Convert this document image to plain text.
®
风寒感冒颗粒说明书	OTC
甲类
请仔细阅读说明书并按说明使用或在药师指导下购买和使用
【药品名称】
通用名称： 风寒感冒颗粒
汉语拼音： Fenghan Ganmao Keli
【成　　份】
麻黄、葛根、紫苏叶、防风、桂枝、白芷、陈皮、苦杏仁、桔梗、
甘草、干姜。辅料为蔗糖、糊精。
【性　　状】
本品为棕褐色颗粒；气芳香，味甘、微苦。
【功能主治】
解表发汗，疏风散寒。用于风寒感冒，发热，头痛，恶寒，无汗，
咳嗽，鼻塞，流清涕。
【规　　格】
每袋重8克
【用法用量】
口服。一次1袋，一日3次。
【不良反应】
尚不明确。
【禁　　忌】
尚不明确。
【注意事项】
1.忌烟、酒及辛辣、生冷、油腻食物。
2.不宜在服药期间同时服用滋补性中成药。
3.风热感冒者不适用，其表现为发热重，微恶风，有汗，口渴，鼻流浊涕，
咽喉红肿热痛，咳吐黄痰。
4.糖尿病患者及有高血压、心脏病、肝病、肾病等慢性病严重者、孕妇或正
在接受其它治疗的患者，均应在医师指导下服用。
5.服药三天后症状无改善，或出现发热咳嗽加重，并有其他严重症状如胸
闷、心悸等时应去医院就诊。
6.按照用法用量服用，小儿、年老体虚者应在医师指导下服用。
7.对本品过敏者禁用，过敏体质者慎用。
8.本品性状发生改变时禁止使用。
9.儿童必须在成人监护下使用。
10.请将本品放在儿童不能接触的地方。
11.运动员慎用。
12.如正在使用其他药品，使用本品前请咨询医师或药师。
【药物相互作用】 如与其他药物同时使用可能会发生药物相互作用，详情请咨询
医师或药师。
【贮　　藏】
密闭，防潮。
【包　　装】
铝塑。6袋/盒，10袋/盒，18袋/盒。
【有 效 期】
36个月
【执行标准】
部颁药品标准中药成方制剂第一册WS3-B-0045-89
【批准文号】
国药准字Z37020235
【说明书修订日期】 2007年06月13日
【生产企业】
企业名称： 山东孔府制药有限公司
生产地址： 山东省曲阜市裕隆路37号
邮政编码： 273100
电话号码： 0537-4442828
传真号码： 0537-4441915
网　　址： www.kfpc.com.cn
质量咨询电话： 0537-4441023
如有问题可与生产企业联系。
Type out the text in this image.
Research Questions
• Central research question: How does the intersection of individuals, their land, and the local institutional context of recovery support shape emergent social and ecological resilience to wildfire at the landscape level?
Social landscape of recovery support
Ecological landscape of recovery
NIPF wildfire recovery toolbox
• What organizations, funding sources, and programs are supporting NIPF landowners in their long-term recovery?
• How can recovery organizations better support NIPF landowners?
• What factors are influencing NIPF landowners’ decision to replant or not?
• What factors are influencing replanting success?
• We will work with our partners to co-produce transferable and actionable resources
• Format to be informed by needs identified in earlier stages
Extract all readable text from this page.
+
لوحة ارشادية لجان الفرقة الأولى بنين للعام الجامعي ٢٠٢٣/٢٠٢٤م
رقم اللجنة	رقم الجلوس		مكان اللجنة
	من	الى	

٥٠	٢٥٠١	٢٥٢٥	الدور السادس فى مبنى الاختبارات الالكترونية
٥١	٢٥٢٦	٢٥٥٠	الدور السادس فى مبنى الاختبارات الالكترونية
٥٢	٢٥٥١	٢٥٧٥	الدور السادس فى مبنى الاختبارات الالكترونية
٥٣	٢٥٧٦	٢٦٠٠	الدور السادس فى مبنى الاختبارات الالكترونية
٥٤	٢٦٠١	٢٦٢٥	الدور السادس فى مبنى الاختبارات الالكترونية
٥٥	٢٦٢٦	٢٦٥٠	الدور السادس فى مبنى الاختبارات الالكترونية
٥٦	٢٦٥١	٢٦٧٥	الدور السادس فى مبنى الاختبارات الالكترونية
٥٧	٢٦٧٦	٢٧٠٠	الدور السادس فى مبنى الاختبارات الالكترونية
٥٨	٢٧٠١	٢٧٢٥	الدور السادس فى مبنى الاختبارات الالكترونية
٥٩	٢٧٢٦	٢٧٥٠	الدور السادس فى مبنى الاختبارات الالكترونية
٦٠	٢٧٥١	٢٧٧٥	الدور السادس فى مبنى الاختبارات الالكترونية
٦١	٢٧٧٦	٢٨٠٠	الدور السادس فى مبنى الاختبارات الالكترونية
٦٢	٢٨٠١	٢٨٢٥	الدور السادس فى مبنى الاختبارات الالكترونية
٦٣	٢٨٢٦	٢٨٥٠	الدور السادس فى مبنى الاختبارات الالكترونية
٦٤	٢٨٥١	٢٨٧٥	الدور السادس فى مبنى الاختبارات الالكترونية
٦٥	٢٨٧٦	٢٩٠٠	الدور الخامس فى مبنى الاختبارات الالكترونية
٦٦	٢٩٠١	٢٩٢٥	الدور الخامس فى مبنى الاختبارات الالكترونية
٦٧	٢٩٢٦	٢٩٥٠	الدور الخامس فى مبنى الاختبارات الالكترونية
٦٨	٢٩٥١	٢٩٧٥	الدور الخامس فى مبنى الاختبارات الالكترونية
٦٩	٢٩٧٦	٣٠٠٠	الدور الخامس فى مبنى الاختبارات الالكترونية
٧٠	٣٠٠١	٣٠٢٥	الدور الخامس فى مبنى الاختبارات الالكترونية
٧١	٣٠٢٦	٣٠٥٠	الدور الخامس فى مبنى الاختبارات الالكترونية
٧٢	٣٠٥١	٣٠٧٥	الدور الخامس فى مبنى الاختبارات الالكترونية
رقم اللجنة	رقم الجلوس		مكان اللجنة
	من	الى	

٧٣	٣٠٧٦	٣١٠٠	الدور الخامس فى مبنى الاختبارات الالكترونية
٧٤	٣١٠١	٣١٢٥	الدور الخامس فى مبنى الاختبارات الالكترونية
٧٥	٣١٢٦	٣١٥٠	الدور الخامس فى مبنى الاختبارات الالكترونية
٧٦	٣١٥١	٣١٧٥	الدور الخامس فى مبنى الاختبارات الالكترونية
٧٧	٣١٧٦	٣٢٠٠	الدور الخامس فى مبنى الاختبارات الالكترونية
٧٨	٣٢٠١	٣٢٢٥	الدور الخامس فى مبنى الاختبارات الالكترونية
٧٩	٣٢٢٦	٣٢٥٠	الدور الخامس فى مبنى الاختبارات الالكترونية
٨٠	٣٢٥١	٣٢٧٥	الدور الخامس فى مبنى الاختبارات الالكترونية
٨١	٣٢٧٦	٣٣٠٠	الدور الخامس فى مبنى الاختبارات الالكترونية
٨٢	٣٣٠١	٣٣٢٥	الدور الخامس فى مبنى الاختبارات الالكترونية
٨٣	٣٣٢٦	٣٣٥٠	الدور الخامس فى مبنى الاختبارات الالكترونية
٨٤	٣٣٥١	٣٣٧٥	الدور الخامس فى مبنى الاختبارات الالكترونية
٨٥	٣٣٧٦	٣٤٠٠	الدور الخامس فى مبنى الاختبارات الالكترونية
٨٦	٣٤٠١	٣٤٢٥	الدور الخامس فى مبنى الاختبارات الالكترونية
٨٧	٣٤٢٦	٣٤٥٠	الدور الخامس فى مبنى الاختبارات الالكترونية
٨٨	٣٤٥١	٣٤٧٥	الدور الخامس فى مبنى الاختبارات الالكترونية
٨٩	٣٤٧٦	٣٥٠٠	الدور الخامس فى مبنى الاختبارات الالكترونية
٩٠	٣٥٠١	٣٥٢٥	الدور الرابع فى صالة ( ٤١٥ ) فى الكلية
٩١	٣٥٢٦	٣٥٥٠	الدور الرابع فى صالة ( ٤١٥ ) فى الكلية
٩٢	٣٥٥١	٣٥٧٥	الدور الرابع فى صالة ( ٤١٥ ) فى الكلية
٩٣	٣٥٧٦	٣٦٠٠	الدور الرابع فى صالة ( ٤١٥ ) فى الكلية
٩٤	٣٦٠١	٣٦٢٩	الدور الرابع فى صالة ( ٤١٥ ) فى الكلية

Goal of the exercise
Pull out every line holding "landscape" from the records above, and copy it.

Final result
• Central research question: How does the intersection of individuals, their land, and the local institutional context of recovery support shape emergent social and ecological resilience to wildfire at the landscape level?
Social landscape of recovery support
Ecological landscape of recovery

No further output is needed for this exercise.